Prompt
Every line of the material that follows must be printed again exactly.

Source data
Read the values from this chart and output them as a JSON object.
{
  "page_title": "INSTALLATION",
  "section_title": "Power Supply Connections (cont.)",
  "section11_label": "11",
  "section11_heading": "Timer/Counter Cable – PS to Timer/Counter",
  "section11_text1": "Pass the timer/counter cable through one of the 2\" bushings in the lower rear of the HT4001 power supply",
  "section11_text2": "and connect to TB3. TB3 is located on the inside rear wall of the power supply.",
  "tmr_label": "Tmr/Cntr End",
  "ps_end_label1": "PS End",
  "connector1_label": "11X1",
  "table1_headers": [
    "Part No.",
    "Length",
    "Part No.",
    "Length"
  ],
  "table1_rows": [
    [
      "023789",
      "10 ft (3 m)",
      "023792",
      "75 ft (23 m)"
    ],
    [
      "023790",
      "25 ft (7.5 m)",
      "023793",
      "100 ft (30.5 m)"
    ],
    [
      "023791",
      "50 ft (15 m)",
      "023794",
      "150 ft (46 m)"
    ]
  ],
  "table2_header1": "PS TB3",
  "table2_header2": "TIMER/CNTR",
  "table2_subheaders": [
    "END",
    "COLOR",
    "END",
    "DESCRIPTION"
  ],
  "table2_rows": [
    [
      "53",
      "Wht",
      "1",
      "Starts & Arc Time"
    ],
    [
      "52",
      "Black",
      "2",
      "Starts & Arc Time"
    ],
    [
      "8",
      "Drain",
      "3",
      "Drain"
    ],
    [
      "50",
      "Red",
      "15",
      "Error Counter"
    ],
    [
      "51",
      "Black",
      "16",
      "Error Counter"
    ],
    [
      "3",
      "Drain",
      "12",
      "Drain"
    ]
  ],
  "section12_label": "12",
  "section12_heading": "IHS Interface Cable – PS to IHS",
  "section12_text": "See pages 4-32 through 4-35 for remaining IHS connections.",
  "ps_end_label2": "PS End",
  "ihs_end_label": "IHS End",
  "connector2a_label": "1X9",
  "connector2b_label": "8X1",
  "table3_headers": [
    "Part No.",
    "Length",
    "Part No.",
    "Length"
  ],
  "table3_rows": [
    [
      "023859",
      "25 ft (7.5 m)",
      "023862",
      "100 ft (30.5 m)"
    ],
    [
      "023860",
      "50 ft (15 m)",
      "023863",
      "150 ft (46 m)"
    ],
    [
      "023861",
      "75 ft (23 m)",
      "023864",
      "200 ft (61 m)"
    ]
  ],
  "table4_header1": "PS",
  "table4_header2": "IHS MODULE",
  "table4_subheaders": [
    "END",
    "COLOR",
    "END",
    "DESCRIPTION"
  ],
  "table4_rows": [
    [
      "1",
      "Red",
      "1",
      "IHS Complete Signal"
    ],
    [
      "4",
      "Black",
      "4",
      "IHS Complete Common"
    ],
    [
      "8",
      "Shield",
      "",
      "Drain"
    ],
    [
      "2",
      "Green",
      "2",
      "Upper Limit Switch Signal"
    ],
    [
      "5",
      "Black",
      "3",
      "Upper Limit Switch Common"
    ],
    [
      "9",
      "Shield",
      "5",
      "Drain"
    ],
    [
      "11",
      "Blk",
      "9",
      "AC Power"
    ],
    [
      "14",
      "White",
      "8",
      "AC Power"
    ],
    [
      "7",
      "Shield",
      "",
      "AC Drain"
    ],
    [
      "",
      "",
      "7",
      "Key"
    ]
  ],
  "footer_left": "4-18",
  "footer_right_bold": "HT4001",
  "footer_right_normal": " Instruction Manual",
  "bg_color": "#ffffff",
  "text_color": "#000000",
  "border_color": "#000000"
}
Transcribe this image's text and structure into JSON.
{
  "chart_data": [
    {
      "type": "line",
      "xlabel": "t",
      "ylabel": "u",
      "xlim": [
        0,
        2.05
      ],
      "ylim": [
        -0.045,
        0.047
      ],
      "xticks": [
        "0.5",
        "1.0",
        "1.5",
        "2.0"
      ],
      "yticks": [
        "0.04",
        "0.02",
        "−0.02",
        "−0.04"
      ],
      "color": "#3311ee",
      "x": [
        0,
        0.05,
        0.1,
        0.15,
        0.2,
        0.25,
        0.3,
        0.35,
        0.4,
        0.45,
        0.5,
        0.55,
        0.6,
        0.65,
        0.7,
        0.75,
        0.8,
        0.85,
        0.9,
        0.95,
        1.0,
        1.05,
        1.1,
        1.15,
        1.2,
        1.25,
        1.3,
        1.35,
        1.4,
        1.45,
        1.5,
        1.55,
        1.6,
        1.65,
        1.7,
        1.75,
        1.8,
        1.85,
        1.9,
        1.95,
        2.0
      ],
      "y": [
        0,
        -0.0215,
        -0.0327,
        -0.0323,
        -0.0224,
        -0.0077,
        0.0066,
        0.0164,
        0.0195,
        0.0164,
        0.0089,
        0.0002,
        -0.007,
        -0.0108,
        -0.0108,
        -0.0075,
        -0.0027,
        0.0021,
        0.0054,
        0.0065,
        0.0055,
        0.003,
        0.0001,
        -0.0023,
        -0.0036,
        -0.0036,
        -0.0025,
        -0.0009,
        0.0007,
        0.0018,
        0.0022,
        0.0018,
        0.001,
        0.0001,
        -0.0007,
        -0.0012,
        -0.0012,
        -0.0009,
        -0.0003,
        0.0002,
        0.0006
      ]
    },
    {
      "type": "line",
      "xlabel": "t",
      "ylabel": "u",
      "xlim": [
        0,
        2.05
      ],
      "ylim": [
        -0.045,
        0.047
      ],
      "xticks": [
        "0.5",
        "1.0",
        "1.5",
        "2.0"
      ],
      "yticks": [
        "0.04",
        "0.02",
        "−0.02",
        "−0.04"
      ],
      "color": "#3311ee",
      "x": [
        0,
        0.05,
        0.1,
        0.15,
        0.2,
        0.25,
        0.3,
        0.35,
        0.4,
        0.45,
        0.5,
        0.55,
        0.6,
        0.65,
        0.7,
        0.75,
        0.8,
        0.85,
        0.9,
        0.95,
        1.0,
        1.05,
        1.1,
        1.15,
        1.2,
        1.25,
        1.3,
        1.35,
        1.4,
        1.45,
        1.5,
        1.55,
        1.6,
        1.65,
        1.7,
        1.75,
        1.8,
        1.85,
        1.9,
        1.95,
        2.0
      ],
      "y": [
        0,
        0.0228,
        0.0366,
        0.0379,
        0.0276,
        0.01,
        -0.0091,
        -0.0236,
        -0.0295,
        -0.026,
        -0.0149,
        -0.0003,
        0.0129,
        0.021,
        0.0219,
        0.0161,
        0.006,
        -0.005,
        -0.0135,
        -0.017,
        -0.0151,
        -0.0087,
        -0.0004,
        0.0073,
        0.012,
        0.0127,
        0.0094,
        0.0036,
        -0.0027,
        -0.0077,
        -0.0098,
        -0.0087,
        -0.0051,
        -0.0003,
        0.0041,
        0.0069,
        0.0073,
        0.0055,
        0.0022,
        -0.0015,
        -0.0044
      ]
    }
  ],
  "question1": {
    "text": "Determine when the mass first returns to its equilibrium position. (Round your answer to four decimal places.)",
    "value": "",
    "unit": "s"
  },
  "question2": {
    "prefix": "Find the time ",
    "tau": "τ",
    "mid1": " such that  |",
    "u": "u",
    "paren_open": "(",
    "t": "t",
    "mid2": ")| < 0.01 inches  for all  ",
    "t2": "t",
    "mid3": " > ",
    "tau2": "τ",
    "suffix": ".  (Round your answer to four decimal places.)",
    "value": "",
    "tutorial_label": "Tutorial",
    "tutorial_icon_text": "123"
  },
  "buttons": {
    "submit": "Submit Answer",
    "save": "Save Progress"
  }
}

Final result
Read the values from this chart and output them as a JSON object.
{
  "page_title": "INSTALLATION",
  "section_title": "Power Supply Connections (cont.)",
  "section11_label": "11",
  "section11_heading": "Timer/Counter Cable – PS to Timer/Counter",
  "section11_text1": "Pass the timer/counter cable through one of the 2\" bushings in the lower rear of the HT4001 power supply",
  "section11_text2": "and connect to TB3. TB3 is located on the inside rear wall of the power supply.",
  "tmr_label": "Tmr/Cntr End",
  "ps_end_label1": "PS End",
  "connector1_label": "11X1",
  "table1_headers": [
    "Part No.",
    "Length",
    "Part No.",
    "Length"
  ],
  "table1_rows": [
    [
      "023789",
      "10 ft (3 m)",
      "023792",
      "75 ft (23 m)"
    ],
    [
      "023790",
      "25 ft (7.5 m)",
      "023793",
      "100 ft (30.5 m)"
    ],
    [
      "023791",
      "50 ft (15 m)",
      "023794",
      "150 ft (46 m)"
    ]
  ],
  "table2_header1": "PS TB3",
  "table2_header2": "TIMER/CNTR",
  "table2_subheaders": [
    "END",
    "COLOR",
    "END",
    "DESCRIPTION"
  ],
  "table2_rows": [
    [
      "53",
      "Wht",
      "1",
      "Starts & Arc Time"
    ],
    [
      "52",
      "Black",
      "2",
      "Starts & Arc Time"
    ],
    [
      "8",
      "Drain",
      "3",
      "Drain"
    ],
    [
      "50",
      "Red",
      "15",
      "Error Counter"
    ],
    [
      "51",
      "Black",
      "16",
      "Error Counter"
    ],
    [
      "3",
      "Drain",
      "12",
      "Drain"
    ]
  ],
  "section12_label": "12",
  "section12_heading": "IHS Interface Cable – PS to IHS",
  "section12_text": "See pages 4-32 through 4-35 for remaining IHS connections.",
  "ps_end_label2": "PS End",
  "ihs_end_label": "IHS End",
  "connector2a_label": "1X9",
  "connector2b_label": "8X1",
  "table3_headers": [
    "Part No.",
    "Length",
    "Part No.",
    "Length"
  ],
  "table3_rows": [
    [
      "023859",
      "25 ft (7.5 m)",
      "023862",
      "100 ft (30.5 m)"
    ],
    [
      "023860",
      "50 ft (15 m)",
      "023863",
      "150 ft (46 m)"
    ],
    [
      "023861",
      "75 ft (23 m)",
      "023864",
      "200 ft (61 m)"
    ]
  ],
  "table4_header1": "PS",
  "table4_header2": "IHS MODULE",
  "table4_subheaders": [
    "END",
    "COLOR",
    "END",
    "DESCRIPTION"
  ],
  "table4_rows": [
    [
      "1",
      "Red",
      "1",
      "IHS Complete Signal"
    ],
    [
      "4",
      "Black",
      "4",
      "IHS Complete Common"
    ],
    [
      "8",
      "Shield",
      "",
      "Drain"
    ],
    [
      "2",
      "Green",
      "2",
      "Upper Limit Switch Signal"
    ],
    [
      "5",
      "Black",
      "3",
      "Upper Limit Switch Common"
    ],
    [
      "9",
      "Shield",
      "5",
      "Drain"
    ],
    [
      "11",
      "Blk",
      "9",
      "AC Power"
    ],
    [
      "14",
      "White",
      "8",
      "AC Power"
    ],
    [
      "7",
      "Shield",
      "",
      "AC Drain"
    ],
    [
      "",
      "",
      "7",
      "Key"
    ]
  ],
  "footer_left": "4-18",
  "footer_right_bold": "HT4001",
  "footer_right_normal": " Instruction Manual",
  "bg_color": "#ffffff",
  "text_color": "#000000",
  "border_color": "#000000"
}
Transcribe this image's text and structure into JSON.
{
  "chart_data": [
    {
      "type": "line",
      "xlabel": "t",
      "ylabel": "u",
      "xlim": [
        0,
        2.05
      ],
      "ylim": [
        -0.045,
        0.047
      ],
      "xticks": [
        "0.5",
        "1.0",
        "1.5",
        "2.0"
      ],
      "yticks": [
        "0.04",
        "0.02",
        "−0.02",
        "−0.04"
      ],
      "color": "#3311ee",
      "x": [
        0,
        0.05,
        0.1,
        0.15,
        0.2,
        0.25,
        0.3,
        0.35,
        0.4,
        0.45,
        0.5,
        0.55,
        0.6,
        0.65,
        0.7,
        0.75,
        0.8,
        0.85,
        0.9,
        0.95,
        1.0,
        1.05,
        1.1,
        1.15,
        1.2,
        1.25,
        1.3,
        1.35,
        1.4,
        1.45,
        1.5,
        1.55,
        1.6,
        1.65,
        1.7,
        1.75,
        1.8,
        1.85,
        1.9,
        1.95,
        2.0
      ],
      "y": [
        0,
        -0.0215,
        -0.0327,
        -0.0323,
        -0.0224,
        -0.0077,
        0.0066,
        0.0164,
        0.0195,
        0.0164,
        0.0089,
        0.0002,
        -0.007,
        -0.0108,
        -0.0108,
        -0.0075,
        -0.0027,
        0.0021,
        0.0054,
        0.0065,
        0.0055,
        0.003,
        0.0001,
        -0.0023,
        -0.0036,
        -0.0036,
        -0.0025,
        -0.0009,
        0.0007,
        0.0018,
        0.0022,
        0.0018,
        0.001,
        0.0001,
        -0.0007,
        -0.0012,
        -0.0012,
        -0.0009,
        -0.0003,
        0.0002,
        0.0006
      ]
    },
    {
      "type": "line",
      "xlabel": "t",
      "ylabel": "u",
      "xlim": [
        0,
        2.05
      ],
      "ylim": [
        -0.045,
        0.047
      ],
      "xticks": [
        "0.5",
        "1.0",
        "1.5",
        "2.0"
      ],
      "yticks": [
        "0.04",
        "0.02",
        "−0.02",
        "−0.04"
      ],
      "color": "#3311ee",
      "x": [
        0,
        0.05,
        0.1,
        0.15,
        0.2,
        0.25,
        0.3,
        0.35,
        0.4,
        0.45,
        0.5,
        0.55,
        0.6,
        0.65,
        0.7,
        0.75,
        0.8,
        0.85,
        0.9,
        0.95,
        1.0,
        1.05,
        1.1,
        1.15,
        1.2,
        1.25,
        1.3,
        1.35,
        1.4,
        1.45,
        1.5,
        1.55,
        1.6,
        1.65,
        1.7,
        1.75,
        1.8,
        1.85,
        1.9,
        1.95,
        2.0
      ],
      "y": [
        0,
        0.0228,
        0.0366,
        0.0379,
        0.0276,
        0.01,
        -0.0091,
        -0.0236,
        -0.0295,
        -0.026,
        -0.0149,
        -0.0003,
        0.0129,
        0.021,
        0.0219,
        0.0161,
        0.006,
        -0.005,
        -0.0135,
        -0.017,
        -0.0151,
        -0.0087,
        -0.0004,
        0.0073,
        0.012,
        0.0127,
        0.0094,
        0.0036,
        -0.0027,
        -0.0077,
        -0.0098,
        -0.0087,
        -0.0051,
        -0.0003,
        0.0041,
        0.0069,
        0.0073,
        0.0055,
        0.0022,
        -0.0015,
        -0.0044
      ]
    }
  ],
  "question1": {
    "text": "Determine when the mass first returns to its equilibrium position. (Round your answer to four decimal places.)",
    "value": "",
    "unit": "s"
  },
  "question2": {
    "prefix": "Find the time ",
    "tau": "τ",
    "mid1": " such that  |",
    "u": "u",
    "paren_open": "(",
    "t": "t",
    "mid2": ")| < 0.01 inches  for all  ",
    "t2": "t",
    "mid3": " > ",
    "tau2": "τ",
    "suffix": ".  (Round your answer to four decimal places.)",
    "value": "",
    "tutorial_label": "Tutorial",
    "tutorial_icon_text": "123"
  },
  "buttons": {
    "submit": "Submit Answer",
    "save": "Save Progress"
  }
}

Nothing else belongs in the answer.